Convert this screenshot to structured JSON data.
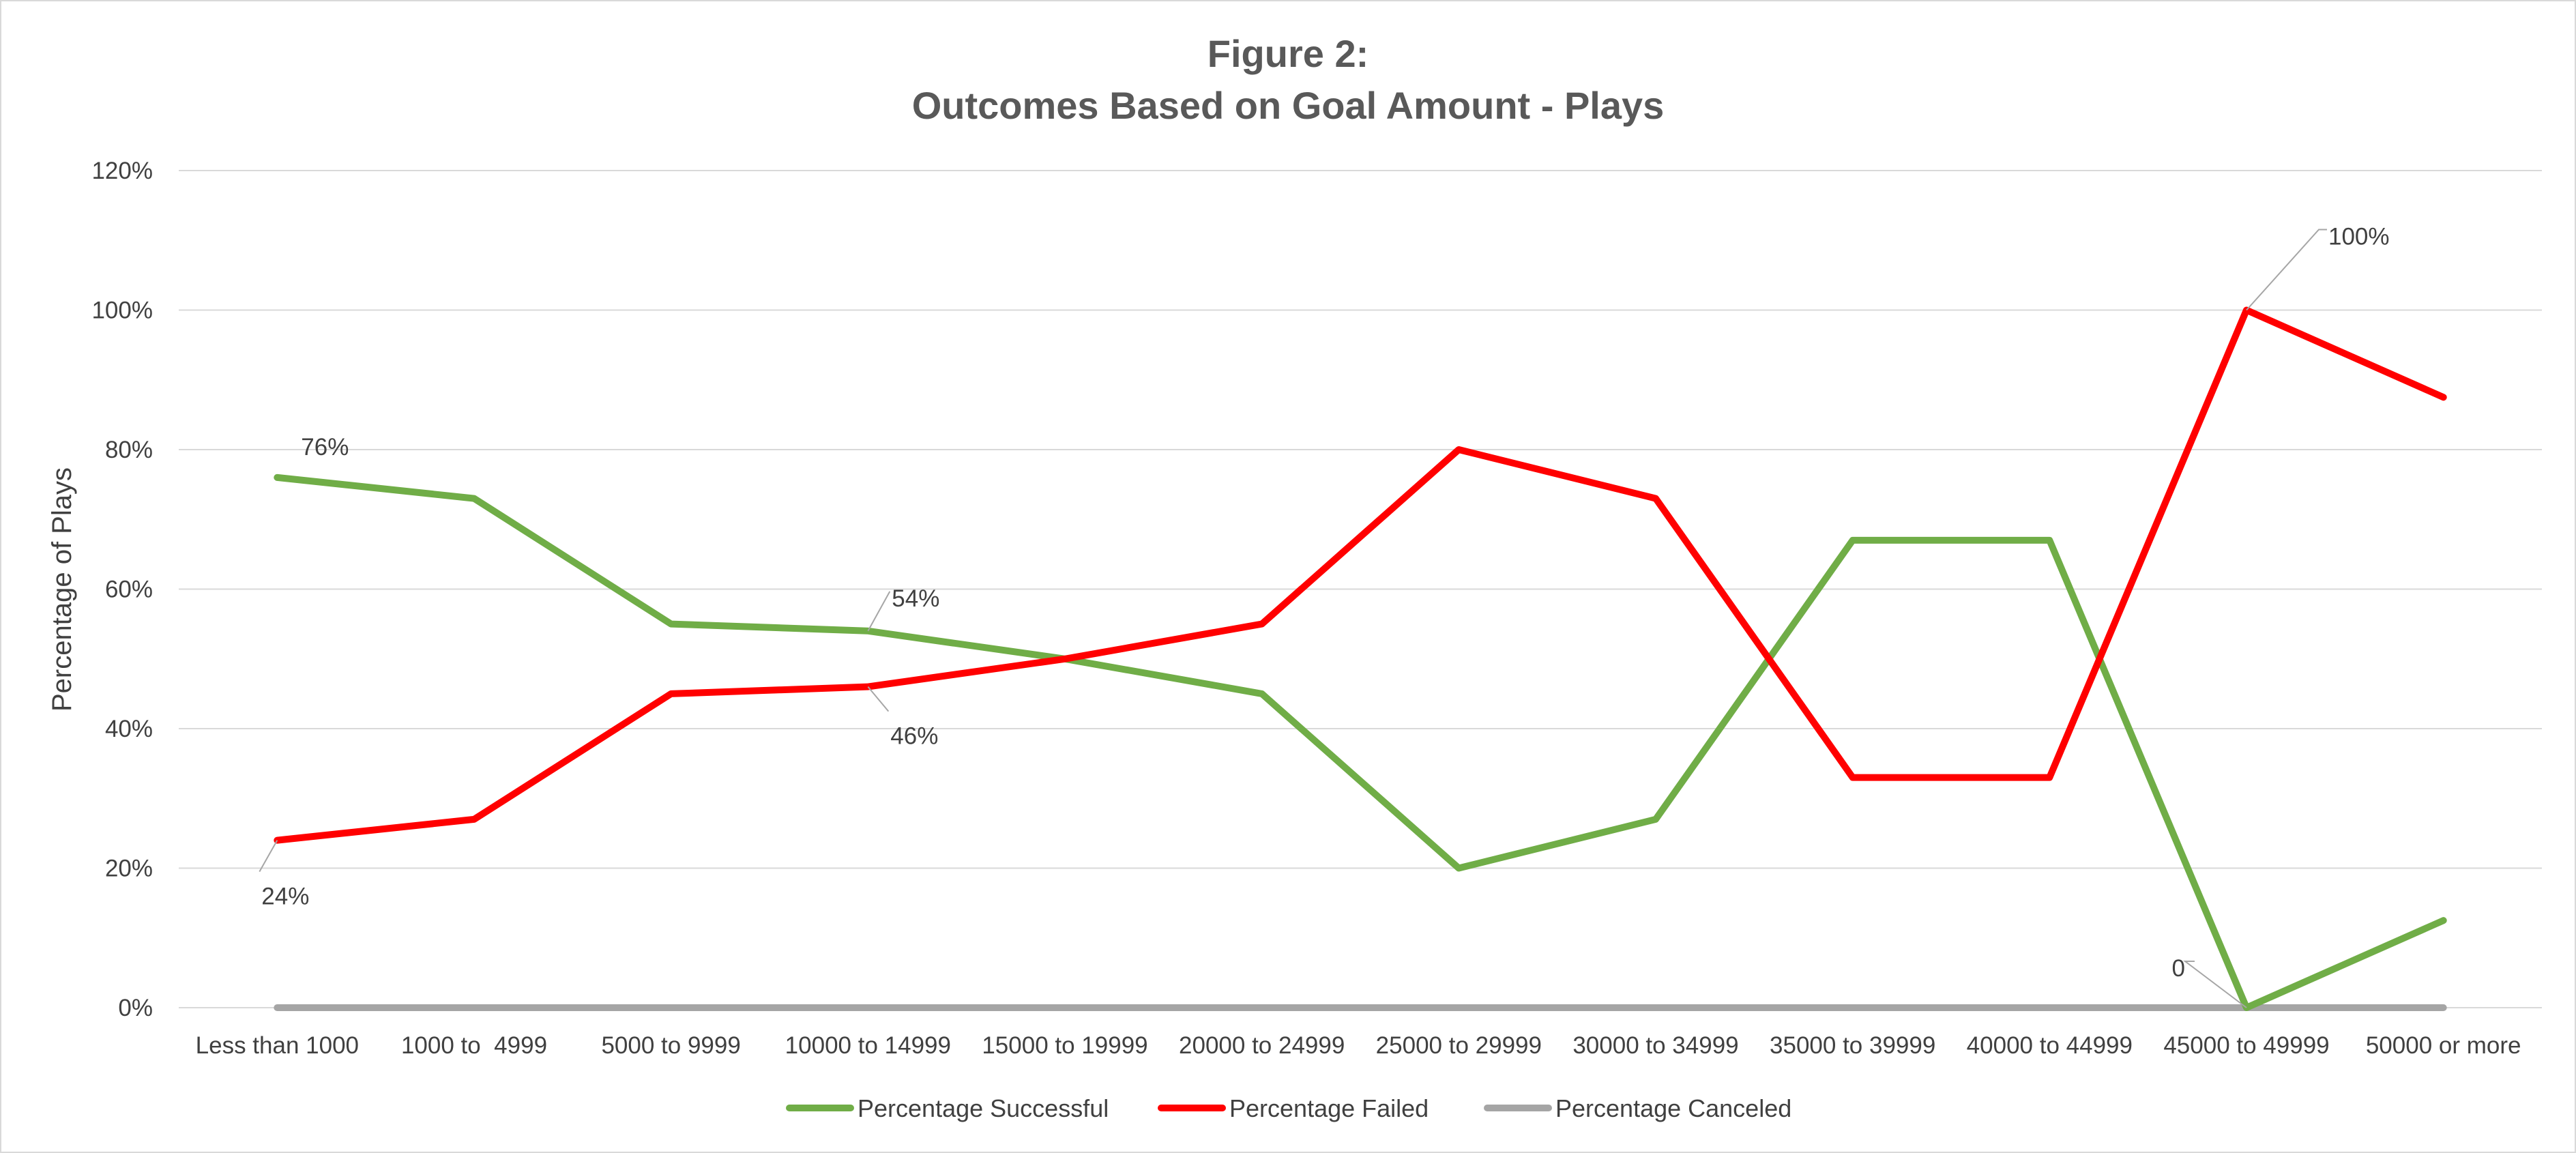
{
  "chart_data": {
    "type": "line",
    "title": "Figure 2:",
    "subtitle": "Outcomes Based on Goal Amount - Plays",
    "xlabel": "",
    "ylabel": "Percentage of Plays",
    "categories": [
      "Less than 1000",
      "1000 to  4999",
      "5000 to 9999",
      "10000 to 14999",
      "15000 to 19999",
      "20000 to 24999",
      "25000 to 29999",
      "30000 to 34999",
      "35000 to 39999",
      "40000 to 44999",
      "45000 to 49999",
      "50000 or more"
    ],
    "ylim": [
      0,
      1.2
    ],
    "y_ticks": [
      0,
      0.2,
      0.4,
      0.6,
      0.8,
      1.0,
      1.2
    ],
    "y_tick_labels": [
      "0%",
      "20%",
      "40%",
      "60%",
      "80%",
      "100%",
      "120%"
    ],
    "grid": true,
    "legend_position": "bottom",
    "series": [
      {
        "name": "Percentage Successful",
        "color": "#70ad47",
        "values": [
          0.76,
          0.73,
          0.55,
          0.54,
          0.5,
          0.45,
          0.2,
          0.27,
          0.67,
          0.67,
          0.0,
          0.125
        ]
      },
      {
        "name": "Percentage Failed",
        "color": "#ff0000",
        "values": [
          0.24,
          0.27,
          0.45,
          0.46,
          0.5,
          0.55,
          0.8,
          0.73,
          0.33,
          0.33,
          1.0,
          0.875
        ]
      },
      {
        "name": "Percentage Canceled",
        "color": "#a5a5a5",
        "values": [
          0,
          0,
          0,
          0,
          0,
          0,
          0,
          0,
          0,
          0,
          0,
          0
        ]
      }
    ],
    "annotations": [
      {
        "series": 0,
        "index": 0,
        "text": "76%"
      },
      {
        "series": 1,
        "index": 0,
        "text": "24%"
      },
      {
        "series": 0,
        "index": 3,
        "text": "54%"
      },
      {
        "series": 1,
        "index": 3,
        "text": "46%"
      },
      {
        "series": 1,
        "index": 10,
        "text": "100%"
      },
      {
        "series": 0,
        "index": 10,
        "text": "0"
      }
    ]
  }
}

▶ Instruction
Transcribe the preceding listing in its entirety and with exact wording, leaving out pictures.

▶ Answer to this task
Convert this screenshot to structured JSON data.
{
  "chart_data": {
    "type": "line",
    "title": "Figure 2:",
    "subtitle": "Outcomes Based on Goal Amount - Plays",
    "xlabel": "",
    "ylabel": "Percentage of Plays",
    "categories": [
      "Less than 1000",
      "1000 to  4999",
      "5000 to 9999",
      "10000 to 14999",
      "15000 to 19999",
      "20000 to 24999",
      "25000 to 29999",
      "30000 to 34999",
      "35000 to 39999",
      "40000 to 44999",
      "45000 to 49999",
      "50000 or more"
    ],
    "ylim": [
      0,
      1.2
    ],
    "y_ticks": [
      0,
      0.2,
      0.4,
      0.6,
      0.8,
      1.0,
      1.2
    ],
    "y_tick_labels": [
      "0%",
      "20%",
      "40%",
      "60%",
      "80%",
      "100%",
      "120%"
    ],
    "grid": true,
    "legend_position": "bottom",
    "series": [
      {
        "name": "Percentage Successful",
        "color": "#70ad47",
        "values": [
          0.76,
          0.73,
          0.55,
          0.54,
          0.5,
          0.45,
          0.2,
          0.27,
          0.67,
          0.67,
          0.0,
          0.125
        ]
      },
      {
        "name": "Percentage Failed",
        "color": "#ff0000",
        "values": [
          0.24,
          0.27,
          0.45,
          0.46,
          0.5,
          0.55,
          0.8,
          0.73,
          0.33,
          0.33,
          1.0,
          0.875
        ]
      },
      {
        "name": "Percentage Canceled",
        "color": "#a5a5a5",
        "values": [
          0,
          0,
          0,
          0,
          0,
          0,
          0,
          0,
          0,
          0,
          0,
          0
        ]
      }
    ],
    "annotations": [
      {
        "series": 0,
        "index": 0,
        "text": "76%"
      },
      {
        "series": 1,
        "index": 0,
        "text": "24%"
      },
      {
        "series": 0,
        "index": 3,
        "text": "54%"
      },
      {
        "series": 1,
        "index": 3,
        "text": "46%"
      },
      {
        "series": 1,
        "index": 10,
        "text": "100%"
      },
      {
        "series": 0,
        "index": 10,
        "text": "0"
      }
    ]
  }
}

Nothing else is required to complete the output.